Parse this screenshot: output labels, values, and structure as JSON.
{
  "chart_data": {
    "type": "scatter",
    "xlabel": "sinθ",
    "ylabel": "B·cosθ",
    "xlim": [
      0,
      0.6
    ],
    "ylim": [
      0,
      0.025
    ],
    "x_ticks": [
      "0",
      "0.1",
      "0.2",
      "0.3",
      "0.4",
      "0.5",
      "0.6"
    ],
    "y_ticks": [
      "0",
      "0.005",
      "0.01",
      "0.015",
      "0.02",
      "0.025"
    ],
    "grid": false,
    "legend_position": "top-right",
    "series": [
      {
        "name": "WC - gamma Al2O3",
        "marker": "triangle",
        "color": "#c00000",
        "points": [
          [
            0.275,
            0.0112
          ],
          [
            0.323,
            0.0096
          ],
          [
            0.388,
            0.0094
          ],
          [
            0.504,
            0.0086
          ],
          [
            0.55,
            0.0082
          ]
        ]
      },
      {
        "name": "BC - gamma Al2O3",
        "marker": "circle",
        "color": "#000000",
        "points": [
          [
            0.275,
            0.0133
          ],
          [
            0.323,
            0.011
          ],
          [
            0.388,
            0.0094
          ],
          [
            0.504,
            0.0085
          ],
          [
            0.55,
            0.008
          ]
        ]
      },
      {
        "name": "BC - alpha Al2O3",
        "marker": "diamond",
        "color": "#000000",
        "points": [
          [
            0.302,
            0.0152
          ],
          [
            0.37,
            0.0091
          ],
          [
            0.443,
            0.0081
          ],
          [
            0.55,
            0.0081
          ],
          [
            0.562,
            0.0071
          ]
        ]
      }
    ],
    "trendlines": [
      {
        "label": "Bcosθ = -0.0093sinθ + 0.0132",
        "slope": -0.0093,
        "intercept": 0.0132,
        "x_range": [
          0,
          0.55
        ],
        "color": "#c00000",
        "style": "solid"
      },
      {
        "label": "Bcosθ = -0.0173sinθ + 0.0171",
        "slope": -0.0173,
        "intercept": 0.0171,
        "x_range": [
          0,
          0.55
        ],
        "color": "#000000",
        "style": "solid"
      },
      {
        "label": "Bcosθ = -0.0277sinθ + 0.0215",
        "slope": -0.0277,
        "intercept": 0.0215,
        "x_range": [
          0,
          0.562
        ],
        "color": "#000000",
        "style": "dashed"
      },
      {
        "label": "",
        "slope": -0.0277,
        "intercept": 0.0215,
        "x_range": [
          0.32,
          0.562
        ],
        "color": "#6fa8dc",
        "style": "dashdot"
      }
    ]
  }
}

★ ★ ★ ★ ★

| Goal of the exercise |
Go through the records and copy each line with "slope" in it.

| Solved exercise |
        "slope": -0.0093,
        "slope": -0.0173,
        "slope": -0.0277,
        "slope": -0.0277,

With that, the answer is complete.